◆ SHORT EXERCISE
Transcribe the records below exactly as they appear.

Saved entries:
_____

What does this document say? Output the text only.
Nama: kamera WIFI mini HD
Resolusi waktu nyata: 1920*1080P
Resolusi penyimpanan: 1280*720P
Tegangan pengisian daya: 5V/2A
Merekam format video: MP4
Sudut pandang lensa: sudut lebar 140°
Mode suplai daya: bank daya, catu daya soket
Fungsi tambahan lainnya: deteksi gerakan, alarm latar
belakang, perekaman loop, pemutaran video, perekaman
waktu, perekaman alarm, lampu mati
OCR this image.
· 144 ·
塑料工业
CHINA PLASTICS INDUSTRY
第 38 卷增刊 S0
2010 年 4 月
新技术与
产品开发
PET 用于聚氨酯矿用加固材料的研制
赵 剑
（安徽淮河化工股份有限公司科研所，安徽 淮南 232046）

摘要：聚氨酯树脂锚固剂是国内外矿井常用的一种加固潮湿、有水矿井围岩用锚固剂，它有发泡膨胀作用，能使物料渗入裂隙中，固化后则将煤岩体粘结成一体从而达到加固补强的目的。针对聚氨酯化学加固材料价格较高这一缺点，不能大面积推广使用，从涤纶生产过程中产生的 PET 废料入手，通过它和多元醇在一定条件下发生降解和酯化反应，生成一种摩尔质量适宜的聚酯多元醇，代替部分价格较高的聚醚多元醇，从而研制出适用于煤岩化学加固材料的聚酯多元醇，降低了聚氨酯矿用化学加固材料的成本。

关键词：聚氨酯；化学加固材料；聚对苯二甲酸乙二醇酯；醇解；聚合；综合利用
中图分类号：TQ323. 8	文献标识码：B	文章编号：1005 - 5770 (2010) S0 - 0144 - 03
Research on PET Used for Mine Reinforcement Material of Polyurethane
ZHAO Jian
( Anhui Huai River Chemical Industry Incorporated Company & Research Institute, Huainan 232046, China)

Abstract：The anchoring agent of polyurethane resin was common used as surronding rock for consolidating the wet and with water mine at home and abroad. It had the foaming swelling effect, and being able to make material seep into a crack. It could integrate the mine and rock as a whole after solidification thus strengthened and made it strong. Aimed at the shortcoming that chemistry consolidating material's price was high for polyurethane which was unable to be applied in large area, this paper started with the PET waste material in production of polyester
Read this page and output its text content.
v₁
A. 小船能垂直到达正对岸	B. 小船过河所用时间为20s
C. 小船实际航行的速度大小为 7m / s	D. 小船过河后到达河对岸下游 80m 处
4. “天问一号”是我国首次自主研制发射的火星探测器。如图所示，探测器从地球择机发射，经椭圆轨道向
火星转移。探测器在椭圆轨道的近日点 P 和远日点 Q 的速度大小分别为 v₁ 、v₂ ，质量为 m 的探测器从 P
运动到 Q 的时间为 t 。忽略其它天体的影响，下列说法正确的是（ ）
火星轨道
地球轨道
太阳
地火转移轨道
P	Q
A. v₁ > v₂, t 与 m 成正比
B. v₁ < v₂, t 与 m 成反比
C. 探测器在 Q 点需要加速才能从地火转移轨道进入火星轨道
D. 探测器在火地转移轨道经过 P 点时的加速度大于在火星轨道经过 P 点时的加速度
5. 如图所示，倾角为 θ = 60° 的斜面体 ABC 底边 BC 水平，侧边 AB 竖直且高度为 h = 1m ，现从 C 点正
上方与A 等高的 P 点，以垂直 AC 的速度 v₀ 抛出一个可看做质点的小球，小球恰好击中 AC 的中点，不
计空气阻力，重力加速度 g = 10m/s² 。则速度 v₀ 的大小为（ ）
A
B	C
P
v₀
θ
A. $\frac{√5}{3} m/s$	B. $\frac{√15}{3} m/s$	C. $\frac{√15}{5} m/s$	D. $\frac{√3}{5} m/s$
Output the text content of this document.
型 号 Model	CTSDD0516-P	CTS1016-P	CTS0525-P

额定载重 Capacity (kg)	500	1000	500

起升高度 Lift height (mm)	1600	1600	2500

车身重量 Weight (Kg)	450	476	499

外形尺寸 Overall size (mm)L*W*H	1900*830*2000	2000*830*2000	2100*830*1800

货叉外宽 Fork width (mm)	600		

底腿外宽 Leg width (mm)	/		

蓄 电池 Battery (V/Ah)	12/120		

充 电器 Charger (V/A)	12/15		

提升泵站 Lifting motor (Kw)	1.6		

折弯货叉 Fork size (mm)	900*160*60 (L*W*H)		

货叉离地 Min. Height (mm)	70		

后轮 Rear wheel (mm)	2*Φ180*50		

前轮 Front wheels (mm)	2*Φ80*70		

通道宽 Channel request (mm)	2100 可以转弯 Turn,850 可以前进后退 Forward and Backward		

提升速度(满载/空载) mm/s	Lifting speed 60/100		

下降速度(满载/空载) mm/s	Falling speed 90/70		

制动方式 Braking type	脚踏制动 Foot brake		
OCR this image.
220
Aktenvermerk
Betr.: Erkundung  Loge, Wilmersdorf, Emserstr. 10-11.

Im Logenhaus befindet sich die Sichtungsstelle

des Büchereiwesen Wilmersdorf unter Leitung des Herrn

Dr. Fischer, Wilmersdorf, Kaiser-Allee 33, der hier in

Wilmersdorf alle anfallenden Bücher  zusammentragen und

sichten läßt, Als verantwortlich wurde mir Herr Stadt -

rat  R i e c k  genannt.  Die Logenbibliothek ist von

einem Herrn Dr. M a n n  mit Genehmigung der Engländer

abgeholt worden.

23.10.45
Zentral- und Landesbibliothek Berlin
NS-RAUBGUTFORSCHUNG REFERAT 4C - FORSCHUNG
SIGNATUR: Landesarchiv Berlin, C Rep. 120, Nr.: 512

_____

◆ FINAL RESULT
What does this document say? Output the text only.
Nama: kamera WIFI mini HD
Resolusi waktu nyata: 1920*1080P
Resolusi penyimpanan: 1280*720P
Tegangan pengisian daya: 5V/2A
Merekam format video: MP4
Sudut pandang lensa: sudut lebar 140°
Mode suplai daya: bank daya, catu daya soket
Fungsi tambahan lainnya: deteksi gerakan, alarm latar
belakang, perekaman loop, pemutaran video, perekaman
waktu, perekaman alarm, lampu mati
OCR this image.
· 144 ·
塑料工业
CHINA PLASTICS INDUSTRY
第 38 卷增刊 S0
2010 年 4 月
新技术与
产品开发
PET 用于聚氨酯矿用加固材料的研制
赵 剑
（安徽淮河化工股份有限公司科研所，安徽 淮南 232046）

摘要：聚氨酯树脂锚固剂是国内外矿井常用的一种加固潮湿、有水矿井围岩用锚固剂，它有发泡膨胀作用，能使物料渗入裂隙中，固化后则将煤岩体粘结成一体从而达到加固补强的目的。针对聚氨酯化学加固材料价格较高这一缺点，不能大面积推广使用，从涤纶生产过程中产生的 PET 废料入手，通过它和多元醇在一定条件下发生降解和酯化反应，生成一种摩尔质量适宜的聚酯多元醇，代替部分价格较高的聚醚多元醇，从而研制出适用于煤岩化学加固材料的聚酯多元醇，降低了聚氨酯矿用化学加固材料的成本。

关键词：聚氨酯；化学加固材料；聚对苯二甲酸乙二醇酯；醇解；聚合；综合利用
中图分类号：TQ323. 8	文献标识码：B	文章编号：1005 - 5770 (2010) S0 - 0144 - 03
Research on PET Used for Mine Reinforcement Material of Polyurethane
ZHAO Jian
( Anhui Huai River Chemical Industry Incorporated Company & Research Institute, Huainan 232046, China)

Abstract：The anchoring agent of polyurethane resin was common used as surronding rock for consolidating the wet and with water mine at home and abroad. It had the foaming swelling effect, and being able to make material seep into a crack. It could integrate the mine and rock as a whole after solidification thus strengthened and made it strong. Aimed at the shortcoming that chemistry consolidating material's price was high for polyurethane which was unable to be applied in large area, this paper started with the PET waste material in production of polyester
Read this page and output its text content.
v₁
A. 小船能垂直到达正对岸	B. 小船过河所用时间为20s
C. 小船实际航行的速度大小为 7m / s	D. 小船过河后到达河对岸下游 80m 处
4. “天问一号”是我国首次自主研制发射的火星探测器。如图所示，探测器从地球择机发射，经椭圆轨道向
火星转移。探测器在椭圆轨道的近日点 P 和远日点 Q 的速度大小分别为 v₁ 、v₂ ，质量为 m 的探测器从 P
运动到 Q 的时间为 t 。忽略其它天体的影响，下列说法正确的是（ ）
火星轨道
地球轨道
太阳
地火转移轨道
P	Q
A. v₁ > v₂, t 与 m 成正比
B. v₁ < v₂, t 与 m 成反比
C. 探测器在 Q 点需要加速才能从地火转移轨道进入火星轨道
D. 探测器在火地转移轨道经过 P 点时的加速度大于在火星轨道经过 P 点时的加速度
5. 如图所示，倾角为 θ = 60° 的斜面体 ABC 底边 BC 水平，侧边 AB 竖直且高度为 h = 1m ，现从 C 点正
上方与A 等高的 P 点，以垂直 AC 的速度 v₀ 抛出一个可看做质点的小球，小球恰好击中 AC 的中点，不
计空气阻力，重力加速度 g = 10m/s² 。则速度 v₀ 的大小为（ ）
A
B	C
P
v₀
θ
A. $\frac{√5}{3} m/s$	B. $\frac{√15}{3} m/s$	C. $\frac{√15}{5} m/s$	D. $\frac{√3}{5} m/s$
Output the text content of this document.
型 号 Model	CTSDD0516-P	CTS1016-P	CTS0525-P

额定载重 Capacity (kg)	500	1000	500

起升高度 Lift height (mm)	1600	1600	2500

车身重量 Weight (Kg)	450	476	499

外形尺寸 Overall size (mm)L*W*H	1900*830*2000	2000*830*2000	2100*830*1800

货叉外宽 Fork width (mm)	600		

底腿外宽 Leg width (mm)	/		

蓄 电池 Battery (V/Ah)	12/120		

充 电器 Charger (V/A)	12/15		

提升泵站 Lifting motor (Kw)	1.6		

折弯货叉 Fork size (mm)	900*160*60 (L*W*H)		

货叉离地 Min. Height (mm)	70		

后轮 Rear wheel (mm)	2*Φ180*50		

前轮 Front wheels (mm)	2*Φ80*70		

通道宽 Channel request (mm)	2100 可以转弯 Turn,850 可以前进后退 Forward and Backward		

提升速度(满载/空载) mm/s	Lifting speed 60/100		

下降速度(满载/空载) mm/s	Falling speed 90/70		

制动方式 Braking type	脚踏制动 Foot brake		
OCR this image.
220
Aktenvermerk
Betr.: Erkundung  Loge, Wilmersdorf, Emserstr. 10-11.

Im Logenhaus befindet sich die Sichtungsstelle

des Büchereiwesen Wilmersdorf unter Leitung des Herrn

Dr. Fischer, Wilmersdorf, Kaiser-Allee 33, der hier in

Wilmersdorf alle anfallenden Bücher  zusammentragen und

sichten läßt, Als verantwortlich wurde mir Herr Stadt -

rat  R i e c k  genannt.  Die Logenbibliothek ist von

einem Herrn Dr. M a n n  mit Genehmigung der Engländer

abgeholt worden.

23.10.45
Zentral- und Landesbibliothek Berlin
NS-RAUBGUTFORSCHUNG REFERAT 4C - FORSCHUNG
SIGNATUR: Landesarchiv Berlin, C Rep. 120, Nr.: 512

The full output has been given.